── EXERCISE MATERIAL ──

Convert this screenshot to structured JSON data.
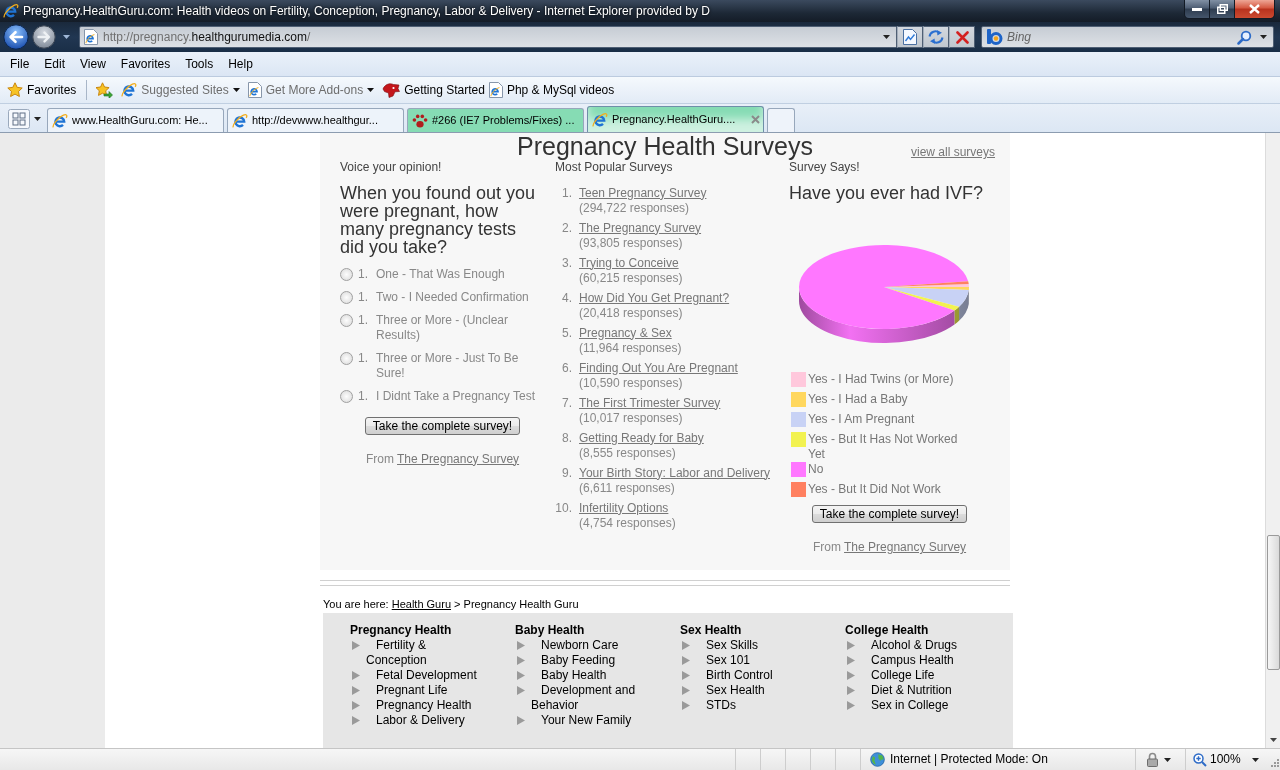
{
  "window": {
    "title": "Pregnancy.HealthGuru.com: Health videos on Fertility, Conception, Pregnancy, Labor & Delivery - Internet Explorer provided by D"
  },
  "address_bar": {
    "url_prefix": "http://pregnancy.",
    "url_domain": "healthgurumedia.com",
    "url_suffix": "/"
  },
  "search_box": {
    "placeholder": "Bing"
  },
  "menu_bar": [
    "File",
    "Edit",
    "View",
    "Favorites",
    "Tools",
    "Help"
  ],
  "favorites_bar": {
    "label": "Favorites",
    "items": [
      {
        "label": "Suggested Sites",
        "kind": "menu",
        "disabled": true
      },
      {
        "label": "Get More Add-ons",
        "kind": "menu",
        "disabled": true
      },
      {
        "label": "Getting Started",
        "kind": "link",
        "disabled": false
      },
      {
        "label": "Php & MySql videos",
        "kind": "link",
        "disabled": false
      }
    ]
  },
  "tabs": [
    {
      "label": "www.HealthGuru.com: He...",
      "selected": false,
      "color": "#edf3fa"
    },
    {
      "label": "http://devwww.healthgur...",
      "selected": false,
      "color": "#edf3fa"
    },
    {
      "label": "#266 (IE7 Problems/Fixes) ...",
      "selected": false,
      "color": "#86dcb4"
    },
    {
      "label": "Pregnancy.HealthGuru....",
      "selected": true,
      "color": "#86dcb4"
    }
  ],
  "page": {
    "title": "Pregnancy Health Surveys",
    "view_all": "view all surveys",
    "poll": {
      "heading": "Voice your opinion!",
      "question": "When you found out you were pregnant, how many pregnancy tests did you take?",
      "options": [
        {
          "number": "1.",
          "label": "One - That Was Enough",
          "selected": false
        },
        {
          "number": "1.",
          "label": "Two - I Needed Confirmation",
          "selected": false
        },
        {
          "number": "1.",
          "label": "Three or More - (Unclear Results)",
          "selected": false
        },
        {
          "number": "1.",
          "label": "Three or More - Just To Be Sure!",
          "selected": false
        },
        {
          "number": "1.",
          "label": "I Didnt Take a Pregnancy Test",
          "selected": false
        }
      ],
      "button": "Take the complete survey!",
      "source": {
        "prefix": "From",
        "link": "The Pregnancy Survey"
      }
    },
    "popular": {
      "heading": "Most Popular Surveys",
      "items": [
        {
          "number": "1.",
          "title": "Teen Pregnancy Survey",
          "responses": "(294,722 responses)"
        },
        {
          "number": "2.",
          "title": "The Pregnancy Survey",
          "responses": "(93,805 responses)"
        },
        {
          "number": "3.",
          "title": "Trying to Conceive",
          "responses": "(60,215 responses)"
        },
        {
          "number": "4.",
          "title": "How Did You Get Pregnant?",
          "responses": "(20,418 responses)"
        },
        {
          "number": "5.",
          "title": "Pregnancy & Sex",
          "responses": "(11,964 responses)"
        },
        {
          "number": "6.",
          "title": "Finding Out You Are Pregnant",
          "responses": "(10,590 responses)"
        },
        {
          "number": "7.",
          "title": "The First Trimester Survey",
          "responses": "(10,017 responses)"
        },
        {
          "number": "8.",
          "title": "Getting Ready for Baby",
          "responses": "(8,555 responses)"
        },
        {
          "number": "9.",
          "title": "Your Birth Story: Labor and Delivery",
          "responses": "(6,611 responses)"
        },
        {
          "number": "10.",
          "title": "Infertility Options",
          "responses": "(4,754 responses)"
        }
      ]
    },
    "results": {
      "heading": "Survey Says!",
      "question": "Have you ever had IVF?",
      "legend": [
        {
          "label": "Yes - I Had Twins (or More)",
          "color": "#ffc8dc"
        },
        {
          "label": "Yes - I Had a Baby",
          "color": "#ffd75e"
        },
        {
          "label": "Yes - I Am Pregnant",
          "color": "#c8d2f5"
        },
        {
          "label": "Yes - But It Has Not Worked Yet",
          "color": "#f2f250"
        },
        {
          "label": "No",
          "color": "#ff77ff"
        },
        {
          "label": "Yes - But It Did Not Work",
          "color": "#ff8060"
        }
      ],
      "button": "Take the complete survey!",
      "source": {
        "prefix": "From",
        "link": "The Pregnancy Survey"
      }
    }
  },
  "breadcrumb": {
    "prefix": "You are here:",
    "link": "Health Guru",
    "separator": ">",
    "current": "Pregnancy Health Guru"
  },
  "footer_nav": [
    {
      "heading": "Pregnancy Health",
      "links": [
        "Fertility & Conception",
        "Fetal Development",
        "Pregnant Life",
        "Pregnancy Health",
        "Labor & Delivery"
      ]
    },
    {
      "heading": "Baby Health",
      "links": [
        "Newborn Care",
        "Baby Feeding",
        "Baby Health",
        "Development and Behavior",
        "Your New Family"
      ]
    },
    {
      "heading": "Sex Health",
      "links": [
        "Sex Skills",
        "Sex 101",
        "Birth Control",
        "Sex Health",
        "STDs"
      ]
    },
    {
      "heading": "College Health",
      "links": [
        "Alcohol & Drugs",
        "Campus Health",
        "College Life",
        "Diet & Nutrition",
        "Sex in College"
      ]
    }
  ],
  "status_bar": {
    "zone": "Internet | Protected Mode: On",
    "zoom": "100%"
  }
}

───

--- TASK OBJECTIVE ---
From the data above, copy each line that holds "Conception".

--- WRITTEN ANSWER ---
    "title": "Pregnancy.HealthGuru.com: Health videos on Fertility, Conception, Pregnancy, Labor & Delivery - Internet Explorer provided by D"
        "Fertility & Conception",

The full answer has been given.